EXERCISE GOAL. Look for the line with "Read this page and output its text content." in the entries below, then extract that line and all lines after it exactly, with pictures left out.

** Begin EXCERPTED RECORDS **

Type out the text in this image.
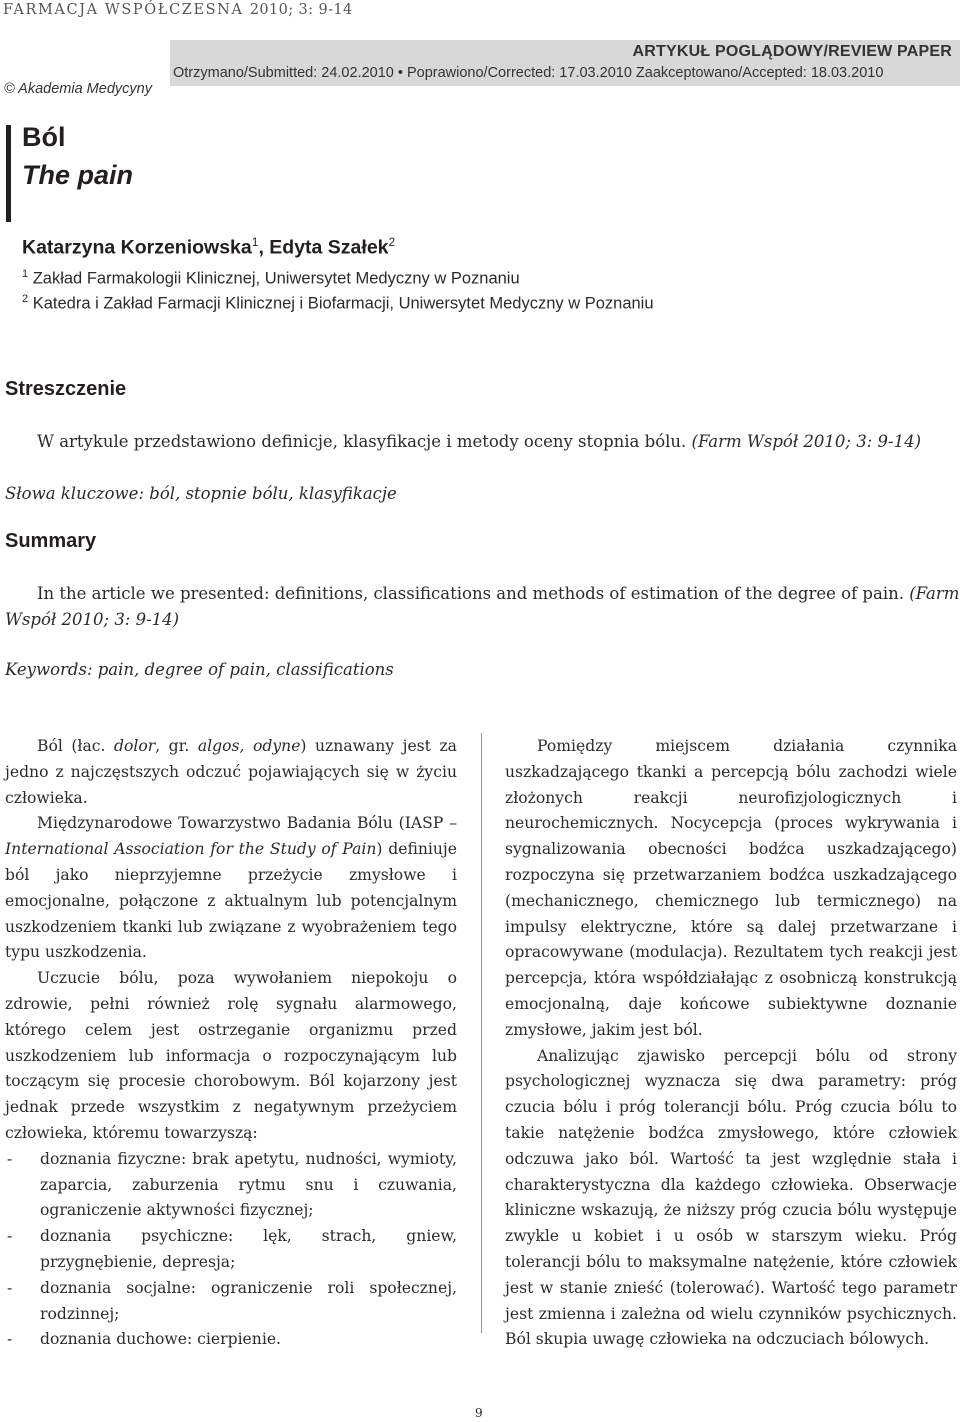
FARMACJA WSPÓŁCZESNA 2010; 3: 9-14
ARTYKUŁ POGLĄDOWY/REVIEW PAPER
Otrzymano/Submitted: 24.02.2010 • Poprawiono/Corrected: 17.03.2010 Zaakceptowano/Accepted: 18.03.2010
© Akademia Medycyny
Ból
The pain
Katarzyna Korzeniowska$^1$, Edyta Szałek$^2$
$^1$ Zakład Farmakologii Klinicznej, Uniwersytet Medyczny w Poznaniu
$^2$ Katedra i Zakład Farmacji Klinicznej i Biofarmacji, Uniwersytet Medyczny w Poznaniu
Streszczenie

W artykule przedstawiono definicje, klasyfikacje i metody oceny stopnia bólu. (Farm Współ 2010; 3: 9-14)

Słowa kluczowe: ból, stopnie bólu, klasyfikacje

Summary

In the article we presented: definitions, classifications and methods of estimation of the degree of pain. (Farm Współ 2010; 3: 9-14)

Keywords: pain, degree of pain, classifications

Ból (łac. dolor, gr. algos, odyne) uznawany jest za jedno z najczęstszych odczuć pojawiających się w życiu człowieka.

Międzynarodowe Towarzystwo Badania Bólu (IASP – International Association for the Study of Pain) definiuje ból jako nieprzyjemne przeżycie zmysłowe i emocjonalne, połączone z aktualnym lub potencjalnym uszkodzeniem tkanki lub związane z wyobrażeniem tego typu uszkodzenia.

Uczucie bólu, poza wywołaniem niepokoju o zdrowie, pełni również rolę sygnału alarmowego, którego celem jest ostrzeganie organizmu przed uszkodzeniem lub informacja o rozpoczynającym lub toczącym się procesie chorobowym. Ból kojarzony jest jednak przede wszystkim z negatywnym przeżyciem człowieka, któremu towarzyszą:

- doznania fizyczne: brak apetytu, nudności, wymioty, zaparcia, zaburzenia rytmu snu i czuwania, ograniczenie aktywności fizycznej;
- doznania psychiczne: lęk, strach, gniew, przygnębienie, depresja;
- doznania socjalne: ograniczenie roli społecznej, rodzinnej;
- doznania duchowe: cierpienie.

Pomiędzy miejscem działania czynnika uszkadzającego tkanki a percepcją bólu zachodzi wiele złożonych reakcji neurofizjologicznych i neurochemicznych. Nocycepcja (proces wykrywania i sygnalizowania obecności bodźca uszkadzającego) rozpoczyna się przetwarzaniem bodźca uszkadzającego (mechanicznego, chemicznego lub termicznego) na impulsy elektryczne, które są dalej przetwarzane i opracowywane (modulacja). Rezultatem tych reakcji jest percepcja, która współdziałając z osobniczą konstrukcją emocjonalną, daje końcowe subiektywne doznanie zmysłowe, jakim jest ból.

Analizując zjawisko percepcji bólu od strony psychologicznej wyznacza się dwa parametry: próg czucia bólu i próg tolerancji bólu. Próg czucia bólu to takie natężenie bodźca zmysłowego, które człowiek odczuwa jako ból. Wartość ta jest względnie stała i charakterystyczna dla każdego człowieka. Obserwacje kliniczne wskazują, że niższy próg czucia bólu występuje zwykle u kobiet i u osób w starszym wieku. Próg tolerancji bólu to maksymalne natężenie, które człowiek jest w stanie znieść (tolerować). Wartość tego parametr jest zmienna i zależna od wielu czynników psychicznych. Ból skupia uwagę człowieka na odczuciach bólowych.

9
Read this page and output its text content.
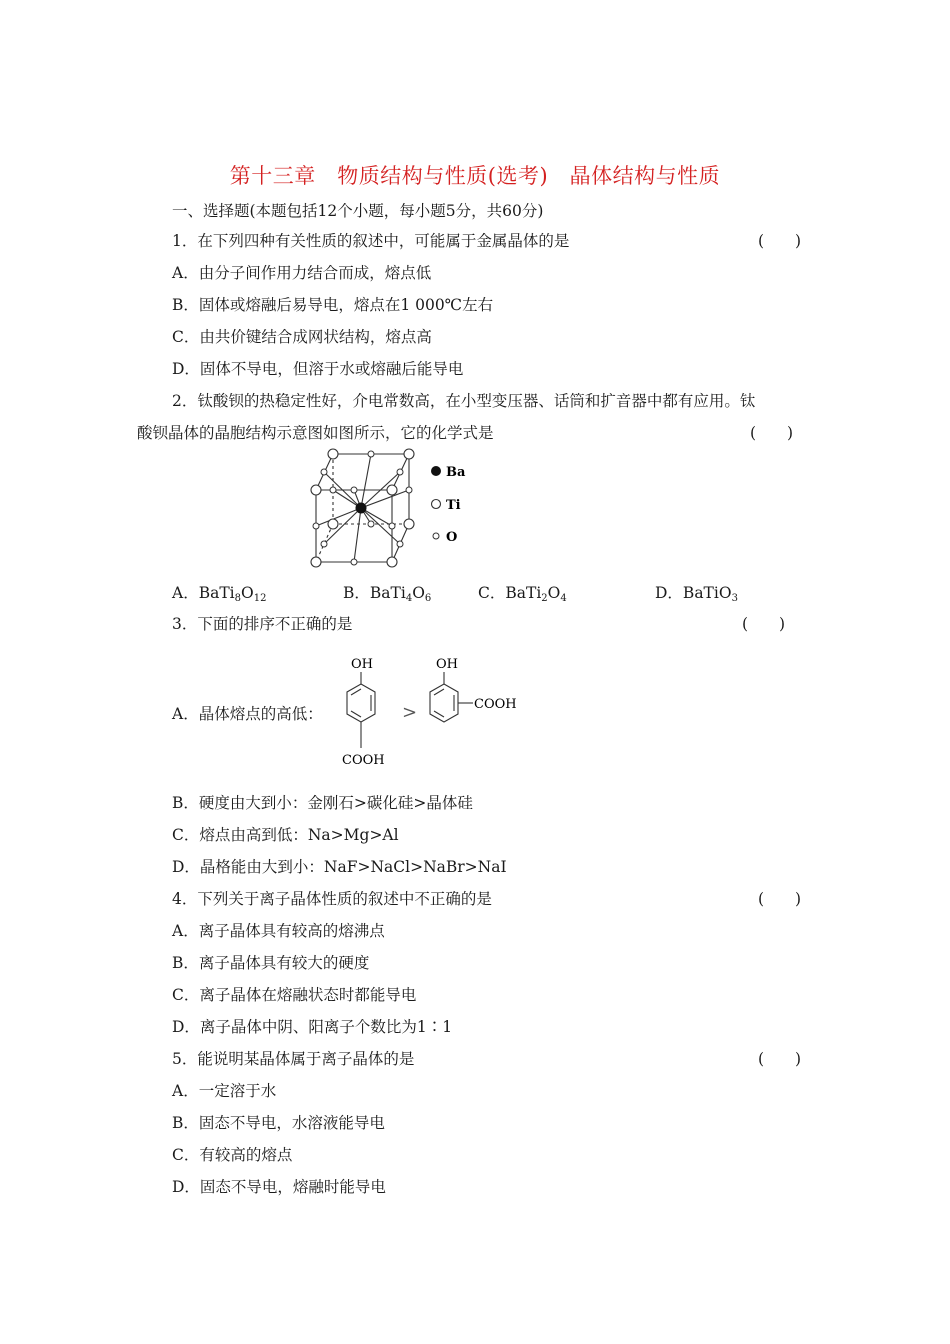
第十三章　物质结构与性质(选考)　晶体结构与性质
一、选择题(本题包括12个小题，每小题5分，共60分)
1．在下列四种有关性质的叙述中，可能属于金属晶体的是	(　　)
A．由分子间作用力结合而成，熔点低
B．固体或熔融后易导电，熔点在1 000℃左右
C．由共价键结合成网状结构，熔点高
D．固体不导电，但溶于水或熔融后能导电
2．钛酸钡的热稳定性好，介电常数高，在小型变压器、话筒和扩音器中都有应用。钛
酸钡晶体的晶胞结构示意图如图所示，它的化学式是	(　　)
Ba
Ti
O
A．$BaTi_8O_{12}$	B．$BaTi_4O_6$	C．$BaTi_2O_4$	D．BaTiO$_3$
3．下面的排序不正确的是	(　　)
A．晶体熔点的高低：
OH
COOH
>
OH
COOH
B．硬度由大到小：金刚石>碳化硅>晶体硅
C．熔点由高到低：Na>Mg>Al
D．晶格能由大到小：NaF>NaCl>NaBr>NaI
4．下列关于离子晶体性质的叙述中不正确的是	(　　)
A．离子晶体具有较高的熔沸点
B．离子晶体具有较大的硬度
C．离子晶体在熔融状态时都能导电
D．离子晶体中阴、阳离子个数比为1∶1
5．能说明某晶体属于离子晶体的是	(　　)
A．一定溶于水
B．固态不导电，水溶液能导电
C．有较高的熔点
D．固态不导电，熔融时能导电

** End EXCERPTED RECORDS **

FINAL ANSWER.
Read this page and output its text content.
第十三章　物质结构与性质(选考)　晶体结构与性质
一、选择题(本题包括12个小题，每小题5分，共60分)
1．在下列四种有关性质的叙述中，可能属于金属晶体的是	(　　)
A．由分子间作用力结合而成，熔点低
B．固体或熔融后易导电，熔点在1 000℃左右
C．由共价键结合成网状结构，熔点高
D．固体不导电，但溶于水或熔融后能导电
2．钛酸钡的热稳定性好，介电常数高，在小型变压器、话筒和扩音器中都有应用。钛
酸钡晶体的晶胞结构示意图如图所示，它的化学式是	(　　)
Ba
Ti
O
A．$BaTi_8O_{12}$	B．$BaTi_4O_6$	C．$BaTi_2O_4$	D．BaTiO$_3$
3．下面的排序不正确的是	(　　)
A．晶体熔点的高低：
OH
COOH
>
OH
COOH
B．硬度由大到小：金刚石>碳化硅>晶体硅
C．熔点由高到低：Na>Mg>Al
D．晶格能由大到小：NaF>NaCl>NaBr>NaI
4．下列关于离子晶体性质的叙述中不正确的是	(　　)
A．离子晶体具有较高的熔沸点
B．离子晶体具有较大的硬度
C．离子晶体在熔融状态时都能导电
D．离子晶体中阴、阳离子个数比为1∶1
5．能说明某晶体属于离子晶体的是	(　　)
A．一定溶于水
B．固态不导电，水溶液能导电
C．有较高的熔点
D．固态不导电，熔融时能导电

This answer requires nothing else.